_To do_
Collect from the data below each line with "своим".

_Data rows_
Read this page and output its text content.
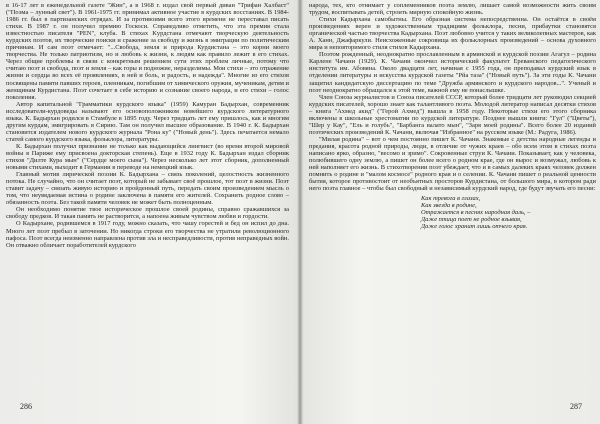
в 16-17 лет в еженедельной газете "Жин", а в 1968 г. издал свой первый диван "Трифан Халбаст" ("Поэма – лунный свет"). В 1961-1975 гг. принимал активное участие в курдских восстаниях. В 1984-1986 гг. был в партизанских отрядах. И за противоими всего этого времени не переставал писать стихи. В 1987 г. он получил премию Госкоси. Справедливо отметить, что эта премия стала известностью писателя "PEN", клуба. В стихах Kурдстана отмечают творческую деятельность курдских поэтов, их творческие поиски и сражение за свободу и жизнь в эмиграции по политическим причинам. И сам поэт отмечает: "...Свобода, земля и природа Курдистана – это корни моего творчества. Не только патриотизм, но и любовь к жизни, к людям как правило лежит в его стихах. Через общие проблемы в связи с конкретным решением сути этих проблем личные, потому что считаю поэт и свобода, поэт и земля – как горы и подножие, неразделимы. Мои стихи – это отражение жизни и сердца во всех её проявлениях, в ней и боль, и радость, и надежда". Многие из его стихов посвящены памяти павших героев, пленникам, погибшим от химического оружия, мученикам, детям и женщинам Курдистана. Поэт сочетает в себе историю и сознание своего народа, и его стихи – голос поколения.

Автор капитальной "Грамматики курдского языка" (1959) Камуран Бадырхан, современник исследователи-курдоведы называют его основоположником новейшего курдского литературного языка. К. Бадырхан родился в Стамбуле в 1895 году. Через тридцать лет ему пришлось, как и многим другим курдам, эмигрировать в Сирию. Там он получил высшее образование. В 1940 г. К. Бадырхан становится издателем нового курдского журнала "Рона ку" ("Новый день"). Здесь печатается немало статей самого курдского языка, фольклора, литературы.

К. Бадырхан получил признание не только как выдающийся лингвист (во время второй мировой войны в Париже ему присвоена докторская степень). Еще в 1932 году К. Бадырхан издал сборник стихов "Дилте Кура мын" ("Сердце моего сына"). Через несколько лет этот сборник, дополненный новыми стихами, выходит в Германии в переводе на немецкий язык.

Главный мотив лирической поэзии К. Бадырхана – связь поколений, целостность жизненного потока. Не случайно, что он считает поэт, который не забывает своё прошлое, тот поэт в жизни. Поэт ставит задачу – связать живую историю и пройденный путь, передать своим произведением мысль о том, что неувядаемая истина о родине заключена в памяти его жителей. Сохранить родное слово – обязанность поэта. Без такой памяти человек не может быть полноценным.

Он необходимо понятие твое историческое прошлое своей родины, справно сражавшихся за свободу предков. И такая память не растворится, а напоена живым чувством любви и гордости.

О Кадырхане, родившемся в 1917 году, можно сказать, что чашу горестей и бед он испил до дна. Много лет поэт пребыл в заточении. Но никогда строки его творчества не утратили революционного пафоса. Поэт всегда неизменно направлена против зла и несправедливости, против неправедных войн. Он отважно обличает поработителей курдского

народа, тех, кто отнимает у соплеменников поэта землю, лишает самой возможности жить своим трудом, воспитывать детей, строить мирную спокойную жизнь.

Стихи Кадырхана самобытны. Его образная система непосредственна. Он остаётся в своём произведениях верен и художественным традициям фольклора, песни, прибаутки становятся органической частью творчества Кадырхана. Поэт любовно учится у таких великолепных мастеров, как А. Ханн, Джафаркули. Неисхоженные сокровища их фольклорных произведений – основа духовного мира и неповторимого стиля стихов Кадырхана.

Поэтом рожденный, неоднократно прославленным в армянской и курдской поэзии Агагул – родина Карлене Чачани (1929). К. Чачани окончил исторический факультет Ереванского педагогического института им. Абовяна. Около двадцати лет, начиная с 1955 года, он преподавал курдский язык в отделении литературы и искусства курдской газеты "Рйа таза" ("Новый путь"). За эти годы К. Чачани защитил кандидатскую диссертацию по теме "Дружба армянского и курдского народов...". Ученый и поэт неоднократно обращался к этой теме, важной ему не понаслышке.

Член Союза журналистов и Союза писателей СССР, который более тридцати лет руководил секцией курдских писателей, хорошо знает как талантливого поэта. Молодой литератор написал десятки стихов – книга "Ахмед акид" ("Герой Ахмед") вышла в 1958 году. Некоторые стихи его этого сборника включены в школьные хрестоматии по курдской литературе. Позднее вышли книги: "Гул" ("Цветы"), "Шер у Кау", "Ель и голубь", "Барбанга валато мын", "Заря моей родины". Всего более 20 изданий поэтических произведений К. Чачани, включая "Избранное" на русском языке (М.: Радуга, 1986).

"Милая родина" – вот о чем постоянно пишет К. Чачани. Знакомые с детства народные легенды и предания, красота родной природы, люди, в отличие от чужих краев – обо всем этом в стихах поэта написано ярко, образно, "весомо и зримо". Сокровенные струи К. Чачани. Показывает, как у человека, полюбившего одну землю, а пишет он более всего о родном крае, где он вырос и возмужал, любовь к ней наполняет его жизнь. В стихотворении поэт убеждает, что и в самых далеких краях человек должен помнить о родине и "малом космосе" родного края и о селении. К. Чачани пишет о реальной ценности бытия, которое противостоит от необъятных просторов Курдистана, от большого мира, в котором ради него поэта главное – чтобы был свободный и независимый курдский народ, где будут звучать его песни:

Как тревога в глазах,
Как звезда в родине,
Отражается в песнях народная даль, –
Даже птица поет не родное взывая,
Даже голос хранит лишь отчего края.
286	287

_Reply_
Главный мотив лирической поэзии К. Бадырхана – связь поколений, целостность жизненного потока. Не случайно, что он считает поэт, который не забывает своё прошлое, тот поэт в жизни. Поэт ставит задачу – связать живую историю и пройденный путь, передать своим произведением мысль о том, что неувядаемая истина о родине заключена в памяти его жителей. Сохранить родное слово – обязанность поэта. Без такой памяти человек не может быть полноценным.
народа, тех, кто отнимает у соплеменников поэта землю, лишает самой возможности жить своим трудом, воспитывать детей, строить мирную спокойную жизнь.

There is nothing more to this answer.